## EXERCISE:
Locate the string "name" in the records below. Copy every line where it occurs.

## Records:

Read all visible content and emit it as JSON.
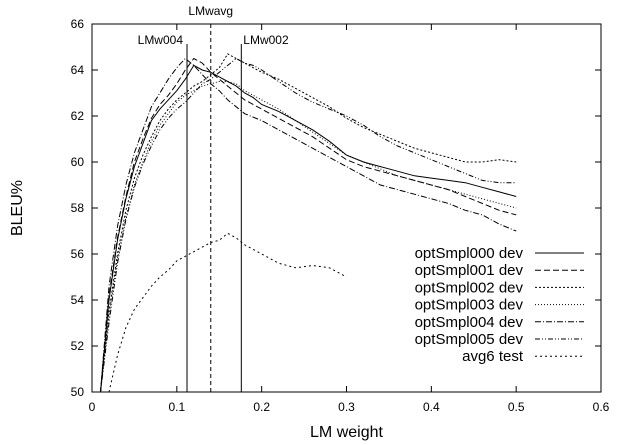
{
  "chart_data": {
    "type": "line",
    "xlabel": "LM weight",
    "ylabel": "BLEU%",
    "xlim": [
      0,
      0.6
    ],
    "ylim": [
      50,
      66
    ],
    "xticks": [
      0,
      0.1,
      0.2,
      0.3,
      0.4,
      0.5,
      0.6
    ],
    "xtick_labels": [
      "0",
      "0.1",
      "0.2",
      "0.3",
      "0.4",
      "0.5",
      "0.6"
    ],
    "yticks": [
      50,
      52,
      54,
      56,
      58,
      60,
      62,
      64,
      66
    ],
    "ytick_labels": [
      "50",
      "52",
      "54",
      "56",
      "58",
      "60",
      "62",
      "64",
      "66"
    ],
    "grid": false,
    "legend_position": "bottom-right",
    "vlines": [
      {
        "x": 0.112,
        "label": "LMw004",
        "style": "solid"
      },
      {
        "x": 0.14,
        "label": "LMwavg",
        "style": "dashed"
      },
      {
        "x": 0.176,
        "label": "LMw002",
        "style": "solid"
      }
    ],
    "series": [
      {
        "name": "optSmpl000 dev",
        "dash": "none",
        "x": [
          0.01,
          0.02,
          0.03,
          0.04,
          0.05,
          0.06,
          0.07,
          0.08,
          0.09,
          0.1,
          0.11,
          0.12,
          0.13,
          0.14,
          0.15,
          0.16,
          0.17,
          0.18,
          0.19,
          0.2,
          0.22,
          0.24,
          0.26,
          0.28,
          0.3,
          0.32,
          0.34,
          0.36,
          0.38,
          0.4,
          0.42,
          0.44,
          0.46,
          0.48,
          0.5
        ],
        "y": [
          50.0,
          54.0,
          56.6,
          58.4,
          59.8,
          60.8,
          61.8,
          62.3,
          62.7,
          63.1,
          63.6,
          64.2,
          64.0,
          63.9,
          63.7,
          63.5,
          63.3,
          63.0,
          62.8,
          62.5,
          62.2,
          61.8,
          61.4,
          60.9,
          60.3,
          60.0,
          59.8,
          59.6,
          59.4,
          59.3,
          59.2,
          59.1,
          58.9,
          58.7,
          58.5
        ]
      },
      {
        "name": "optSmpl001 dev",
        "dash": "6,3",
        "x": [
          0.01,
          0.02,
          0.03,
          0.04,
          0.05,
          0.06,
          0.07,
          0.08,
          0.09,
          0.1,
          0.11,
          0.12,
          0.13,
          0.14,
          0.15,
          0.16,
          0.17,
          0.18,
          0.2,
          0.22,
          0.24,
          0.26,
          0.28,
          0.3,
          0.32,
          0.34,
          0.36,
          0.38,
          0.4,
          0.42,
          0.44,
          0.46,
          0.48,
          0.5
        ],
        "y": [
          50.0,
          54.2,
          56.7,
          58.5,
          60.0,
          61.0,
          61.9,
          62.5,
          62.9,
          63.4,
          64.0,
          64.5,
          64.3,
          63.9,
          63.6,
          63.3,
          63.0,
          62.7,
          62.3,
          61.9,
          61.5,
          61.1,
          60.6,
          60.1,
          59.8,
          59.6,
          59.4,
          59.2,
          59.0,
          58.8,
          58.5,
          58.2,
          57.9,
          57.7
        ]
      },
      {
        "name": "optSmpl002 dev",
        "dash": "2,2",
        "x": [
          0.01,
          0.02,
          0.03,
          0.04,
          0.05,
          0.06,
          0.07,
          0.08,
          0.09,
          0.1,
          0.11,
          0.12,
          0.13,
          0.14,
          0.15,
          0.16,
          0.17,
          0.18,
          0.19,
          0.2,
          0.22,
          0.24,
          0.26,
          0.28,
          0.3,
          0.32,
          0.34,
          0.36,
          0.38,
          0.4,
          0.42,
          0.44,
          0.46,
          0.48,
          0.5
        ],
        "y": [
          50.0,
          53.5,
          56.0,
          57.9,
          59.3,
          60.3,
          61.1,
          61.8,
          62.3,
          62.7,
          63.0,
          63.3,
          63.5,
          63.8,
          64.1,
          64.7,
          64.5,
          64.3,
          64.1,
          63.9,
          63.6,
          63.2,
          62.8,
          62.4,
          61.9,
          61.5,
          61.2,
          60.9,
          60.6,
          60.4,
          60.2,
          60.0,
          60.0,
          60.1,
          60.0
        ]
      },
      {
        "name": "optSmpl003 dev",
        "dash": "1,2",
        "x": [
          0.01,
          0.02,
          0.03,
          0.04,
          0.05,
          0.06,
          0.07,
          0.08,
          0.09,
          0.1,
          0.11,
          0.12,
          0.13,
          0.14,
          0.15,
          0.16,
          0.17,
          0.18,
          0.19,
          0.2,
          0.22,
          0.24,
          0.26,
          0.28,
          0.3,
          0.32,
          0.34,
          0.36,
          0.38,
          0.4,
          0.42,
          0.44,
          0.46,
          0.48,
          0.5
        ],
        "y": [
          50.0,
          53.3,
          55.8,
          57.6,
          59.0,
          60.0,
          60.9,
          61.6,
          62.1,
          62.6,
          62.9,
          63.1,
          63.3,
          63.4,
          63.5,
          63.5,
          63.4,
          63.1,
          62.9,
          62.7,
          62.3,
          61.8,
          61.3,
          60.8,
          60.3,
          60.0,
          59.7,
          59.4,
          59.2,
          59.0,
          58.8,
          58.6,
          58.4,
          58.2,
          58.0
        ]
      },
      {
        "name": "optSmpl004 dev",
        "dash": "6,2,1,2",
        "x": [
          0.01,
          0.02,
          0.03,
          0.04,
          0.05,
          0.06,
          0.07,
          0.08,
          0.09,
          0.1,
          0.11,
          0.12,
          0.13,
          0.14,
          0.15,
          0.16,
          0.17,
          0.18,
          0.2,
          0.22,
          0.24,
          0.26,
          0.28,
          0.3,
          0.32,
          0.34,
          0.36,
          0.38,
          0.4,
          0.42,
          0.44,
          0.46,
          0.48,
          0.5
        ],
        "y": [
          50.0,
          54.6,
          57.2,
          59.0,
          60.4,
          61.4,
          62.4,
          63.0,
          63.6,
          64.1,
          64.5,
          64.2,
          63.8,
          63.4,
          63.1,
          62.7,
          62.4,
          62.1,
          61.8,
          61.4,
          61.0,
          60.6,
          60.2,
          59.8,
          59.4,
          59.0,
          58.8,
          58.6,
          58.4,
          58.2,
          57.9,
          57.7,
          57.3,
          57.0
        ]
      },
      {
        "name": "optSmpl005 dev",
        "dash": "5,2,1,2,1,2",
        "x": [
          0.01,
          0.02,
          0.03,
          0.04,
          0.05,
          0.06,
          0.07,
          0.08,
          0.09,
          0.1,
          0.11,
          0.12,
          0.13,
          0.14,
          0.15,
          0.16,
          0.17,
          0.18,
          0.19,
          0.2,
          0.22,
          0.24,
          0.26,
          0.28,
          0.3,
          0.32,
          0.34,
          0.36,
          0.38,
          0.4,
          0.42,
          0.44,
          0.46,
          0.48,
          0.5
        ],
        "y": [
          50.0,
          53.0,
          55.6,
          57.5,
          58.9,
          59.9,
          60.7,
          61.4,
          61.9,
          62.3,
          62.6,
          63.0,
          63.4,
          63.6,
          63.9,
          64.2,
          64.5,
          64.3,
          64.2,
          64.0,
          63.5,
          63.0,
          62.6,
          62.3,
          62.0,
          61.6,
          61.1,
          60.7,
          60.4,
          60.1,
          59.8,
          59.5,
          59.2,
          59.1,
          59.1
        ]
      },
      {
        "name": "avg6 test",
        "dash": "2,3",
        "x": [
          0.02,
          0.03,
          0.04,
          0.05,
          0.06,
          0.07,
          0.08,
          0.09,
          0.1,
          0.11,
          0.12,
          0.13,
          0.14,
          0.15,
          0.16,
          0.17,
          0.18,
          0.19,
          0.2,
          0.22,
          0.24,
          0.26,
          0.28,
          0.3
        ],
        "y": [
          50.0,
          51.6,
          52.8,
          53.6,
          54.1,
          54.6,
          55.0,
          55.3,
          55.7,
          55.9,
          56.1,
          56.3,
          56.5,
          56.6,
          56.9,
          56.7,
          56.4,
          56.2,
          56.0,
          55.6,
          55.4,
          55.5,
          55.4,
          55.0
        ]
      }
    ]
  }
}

## OUTPUT OF THE EXERCISE:
        "name": "optSmpl000 dev",
        "name": "optSmpl001 dev",
        "name": "optSmpl002 dev",
        "name": "optSmpl003 dev",
        "name": "optSmpl004 dev",
        "name": "optSmpl005 dev",
        "name": "avg6 test",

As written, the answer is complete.